>>>>>

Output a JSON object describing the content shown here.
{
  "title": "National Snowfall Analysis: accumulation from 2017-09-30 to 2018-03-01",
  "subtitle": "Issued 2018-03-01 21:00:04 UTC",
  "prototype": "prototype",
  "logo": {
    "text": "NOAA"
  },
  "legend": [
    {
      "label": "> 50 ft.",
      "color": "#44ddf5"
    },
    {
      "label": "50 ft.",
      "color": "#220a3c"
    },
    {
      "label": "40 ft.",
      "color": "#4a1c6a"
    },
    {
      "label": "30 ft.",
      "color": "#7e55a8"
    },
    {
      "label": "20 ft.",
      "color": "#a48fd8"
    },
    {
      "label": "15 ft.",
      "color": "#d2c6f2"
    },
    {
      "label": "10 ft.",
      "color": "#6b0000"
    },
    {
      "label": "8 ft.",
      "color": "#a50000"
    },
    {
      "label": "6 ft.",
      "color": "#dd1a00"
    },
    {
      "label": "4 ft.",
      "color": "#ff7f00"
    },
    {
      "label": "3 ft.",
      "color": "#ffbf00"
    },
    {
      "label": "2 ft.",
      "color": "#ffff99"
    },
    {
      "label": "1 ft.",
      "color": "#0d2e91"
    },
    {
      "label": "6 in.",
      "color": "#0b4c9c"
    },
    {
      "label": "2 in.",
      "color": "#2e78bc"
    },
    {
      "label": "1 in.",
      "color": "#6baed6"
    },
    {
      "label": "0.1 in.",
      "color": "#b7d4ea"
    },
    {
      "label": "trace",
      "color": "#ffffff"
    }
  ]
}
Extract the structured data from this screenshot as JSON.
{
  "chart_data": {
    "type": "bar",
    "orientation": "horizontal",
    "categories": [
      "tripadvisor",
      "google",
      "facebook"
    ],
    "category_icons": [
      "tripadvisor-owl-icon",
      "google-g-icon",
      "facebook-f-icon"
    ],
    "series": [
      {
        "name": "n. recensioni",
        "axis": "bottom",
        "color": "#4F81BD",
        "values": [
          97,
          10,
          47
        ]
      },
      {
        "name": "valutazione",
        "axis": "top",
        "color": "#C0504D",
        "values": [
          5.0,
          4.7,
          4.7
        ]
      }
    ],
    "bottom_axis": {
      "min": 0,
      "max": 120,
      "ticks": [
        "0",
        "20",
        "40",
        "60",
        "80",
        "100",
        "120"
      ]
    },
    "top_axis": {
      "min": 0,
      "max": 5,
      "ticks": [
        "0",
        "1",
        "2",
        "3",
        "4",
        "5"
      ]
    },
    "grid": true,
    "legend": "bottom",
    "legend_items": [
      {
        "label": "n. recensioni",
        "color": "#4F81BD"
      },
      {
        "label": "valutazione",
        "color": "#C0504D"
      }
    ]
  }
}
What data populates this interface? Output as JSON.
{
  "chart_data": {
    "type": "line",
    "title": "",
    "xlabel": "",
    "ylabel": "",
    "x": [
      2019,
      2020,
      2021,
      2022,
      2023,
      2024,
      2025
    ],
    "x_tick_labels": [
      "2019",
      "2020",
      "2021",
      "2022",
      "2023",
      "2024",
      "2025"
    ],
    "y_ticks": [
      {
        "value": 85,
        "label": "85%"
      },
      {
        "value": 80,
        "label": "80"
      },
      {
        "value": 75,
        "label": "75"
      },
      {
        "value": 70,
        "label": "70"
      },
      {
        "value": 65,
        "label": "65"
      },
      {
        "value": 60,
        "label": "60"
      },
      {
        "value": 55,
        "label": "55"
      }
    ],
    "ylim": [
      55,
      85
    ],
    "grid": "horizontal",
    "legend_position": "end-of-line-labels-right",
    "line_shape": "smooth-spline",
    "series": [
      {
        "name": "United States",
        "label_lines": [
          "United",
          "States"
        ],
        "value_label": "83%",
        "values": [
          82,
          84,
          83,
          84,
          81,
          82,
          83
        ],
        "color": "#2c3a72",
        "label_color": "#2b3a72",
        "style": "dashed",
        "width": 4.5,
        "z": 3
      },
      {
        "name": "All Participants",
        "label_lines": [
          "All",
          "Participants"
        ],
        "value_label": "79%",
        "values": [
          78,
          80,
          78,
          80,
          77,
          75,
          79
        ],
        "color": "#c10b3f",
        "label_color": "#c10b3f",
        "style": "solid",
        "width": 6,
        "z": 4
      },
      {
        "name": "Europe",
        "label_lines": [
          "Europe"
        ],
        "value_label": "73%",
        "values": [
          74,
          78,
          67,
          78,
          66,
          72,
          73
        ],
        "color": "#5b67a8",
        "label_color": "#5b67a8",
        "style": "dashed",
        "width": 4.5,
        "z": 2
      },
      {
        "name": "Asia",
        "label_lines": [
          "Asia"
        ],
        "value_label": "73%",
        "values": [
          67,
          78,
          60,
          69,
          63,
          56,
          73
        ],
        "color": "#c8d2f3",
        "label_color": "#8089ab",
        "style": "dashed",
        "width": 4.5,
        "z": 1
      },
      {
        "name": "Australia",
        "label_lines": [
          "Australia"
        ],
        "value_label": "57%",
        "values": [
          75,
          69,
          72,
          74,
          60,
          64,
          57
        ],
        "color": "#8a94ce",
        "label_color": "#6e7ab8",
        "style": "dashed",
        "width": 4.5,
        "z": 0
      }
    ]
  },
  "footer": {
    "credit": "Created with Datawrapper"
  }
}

<<<<<

◆ WRITTEN PROBLEM: Reproduce each line of the entries in which the word "recensioni" is found.

◆ EXERCISE SOLUTION:
        "name": "n. recensioni",
        "label": "n. recensioni",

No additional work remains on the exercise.